● EXERCISE
Only lines holding the word "below" should be copied from the material.

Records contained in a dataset
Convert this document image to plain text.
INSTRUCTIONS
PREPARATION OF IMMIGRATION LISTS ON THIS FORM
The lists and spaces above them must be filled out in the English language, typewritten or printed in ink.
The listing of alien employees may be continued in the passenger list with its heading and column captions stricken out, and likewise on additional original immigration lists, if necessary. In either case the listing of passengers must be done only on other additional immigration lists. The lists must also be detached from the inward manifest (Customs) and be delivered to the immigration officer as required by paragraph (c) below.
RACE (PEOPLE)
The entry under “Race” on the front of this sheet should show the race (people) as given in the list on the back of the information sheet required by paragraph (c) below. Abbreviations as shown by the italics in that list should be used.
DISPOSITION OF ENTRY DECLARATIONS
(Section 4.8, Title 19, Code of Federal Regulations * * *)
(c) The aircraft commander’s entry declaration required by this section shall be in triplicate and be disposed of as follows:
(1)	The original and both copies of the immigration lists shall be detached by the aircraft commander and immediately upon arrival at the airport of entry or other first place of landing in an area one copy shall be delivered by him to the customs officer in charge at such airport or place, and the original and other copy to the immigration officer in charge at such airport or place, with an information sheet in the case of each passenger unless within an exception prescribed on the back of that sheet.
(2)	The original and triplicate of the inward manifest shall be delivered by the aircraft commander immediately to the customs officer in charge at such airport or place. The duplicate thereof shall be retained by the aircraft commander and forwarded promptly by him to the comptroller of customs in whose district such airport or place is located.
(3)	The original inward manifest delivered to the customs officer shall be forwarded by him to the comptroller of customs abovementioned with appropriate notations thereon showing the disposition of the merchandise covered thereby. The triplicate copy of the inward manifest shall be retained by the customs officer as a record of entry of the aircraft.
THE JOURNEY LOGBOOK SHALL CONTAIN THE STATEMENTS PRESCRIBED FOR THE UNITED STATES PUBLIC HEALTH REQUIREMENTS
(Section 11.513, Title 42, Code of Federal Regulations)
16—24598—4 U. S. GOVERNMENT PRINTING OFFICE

---

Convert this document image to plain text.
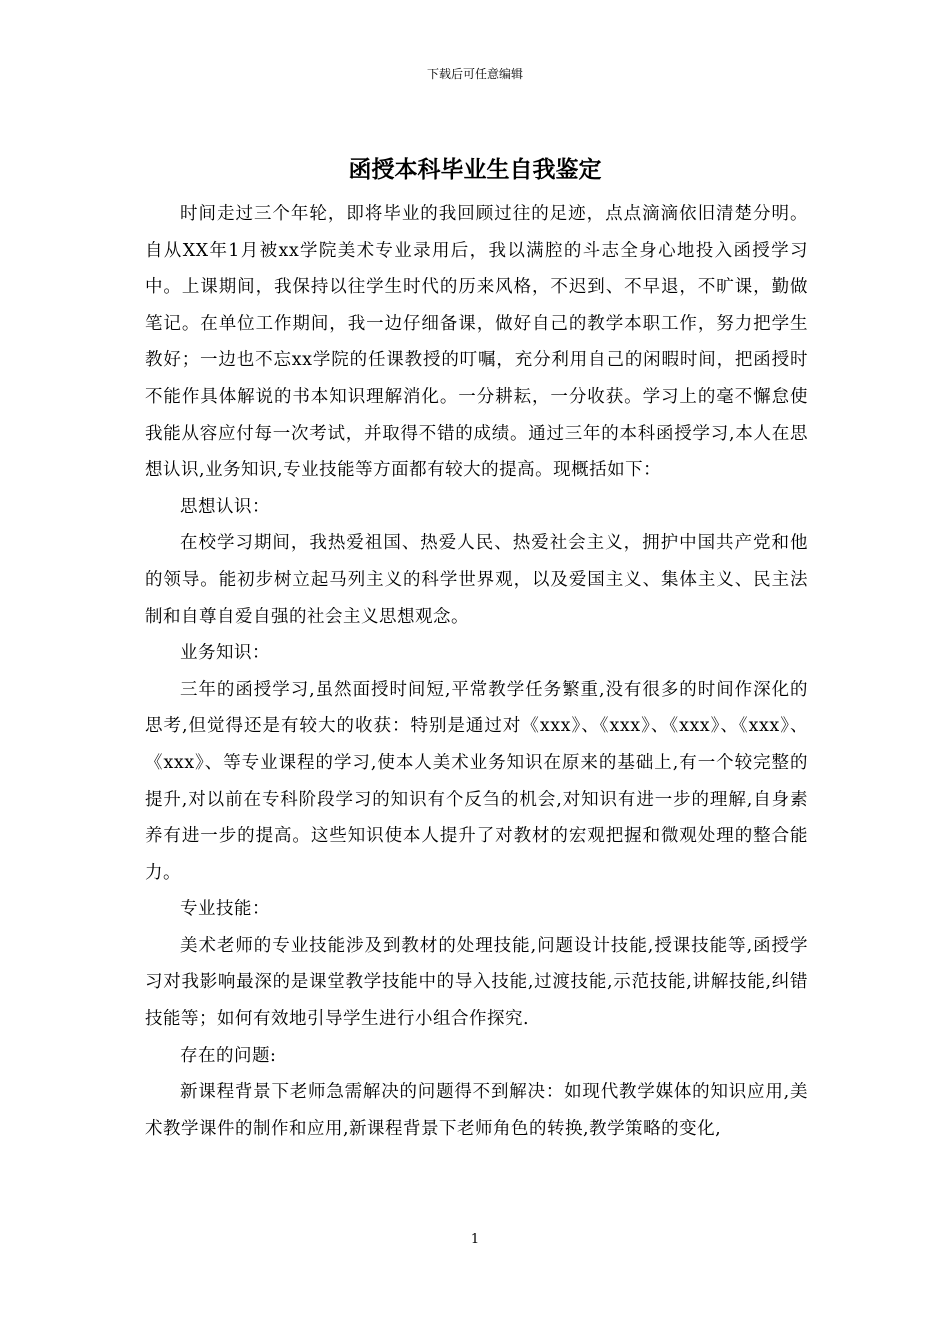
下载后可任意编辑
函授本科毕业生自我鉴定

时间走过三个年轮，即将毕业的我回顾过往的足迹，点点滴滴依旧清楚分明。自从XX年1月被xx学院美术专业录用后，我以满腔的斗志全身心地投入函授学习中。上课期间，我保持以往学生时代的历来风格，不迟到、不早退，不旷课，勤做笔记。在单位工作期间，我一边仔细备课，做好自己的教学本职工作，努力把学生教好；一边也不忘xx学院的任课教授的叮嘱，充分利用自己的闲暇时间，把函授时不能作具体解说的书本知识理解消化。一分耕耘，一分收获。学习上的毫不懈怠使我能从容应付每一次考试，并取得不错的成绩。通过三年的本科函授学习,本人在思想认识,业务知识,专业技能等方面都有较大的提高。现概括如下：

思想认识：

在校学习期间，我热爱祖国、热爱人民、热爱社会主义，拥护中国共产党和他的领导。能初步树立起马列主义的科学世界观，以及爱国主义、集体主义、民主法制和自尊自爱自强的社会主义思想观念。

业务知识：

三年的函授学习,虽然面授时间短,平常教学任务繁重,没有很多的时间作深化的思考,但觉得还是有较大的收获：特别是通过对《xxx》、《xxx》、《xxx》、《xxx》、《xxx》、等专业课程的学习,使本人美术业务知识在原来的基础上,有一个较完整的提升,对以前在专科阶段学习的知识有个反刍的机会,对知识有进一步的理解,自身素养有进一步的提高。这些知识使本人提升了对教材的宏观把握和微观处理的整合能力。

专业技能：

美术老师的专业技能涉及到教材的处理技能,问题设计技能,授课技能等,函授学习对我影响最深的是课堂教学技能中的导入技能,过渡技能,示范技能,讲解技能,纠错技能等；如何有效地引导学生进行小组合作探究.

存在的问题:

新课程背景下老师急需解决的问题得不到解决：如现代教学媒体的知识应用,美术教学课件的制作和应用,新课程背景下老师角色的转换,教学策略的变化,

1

● PROBLEM SOLUTION
The listing of alien employees may be continued in the passenger list with its heading and column captions stricken out, and likewise on additional original immigration lists, if necessary. In either case the listing of passengers must be done only on other additional immigration lists. The lists must also be detached from the inward manifest (Customs) and be delivered to the immigration officer as required by paragraph (c) below.
The entry under “Race” on the front of this sheet should show the race (people) as given in the list on the back of the information sheet required by paragraph (c) below. Abbreviations as shown by the italics in that list should be used.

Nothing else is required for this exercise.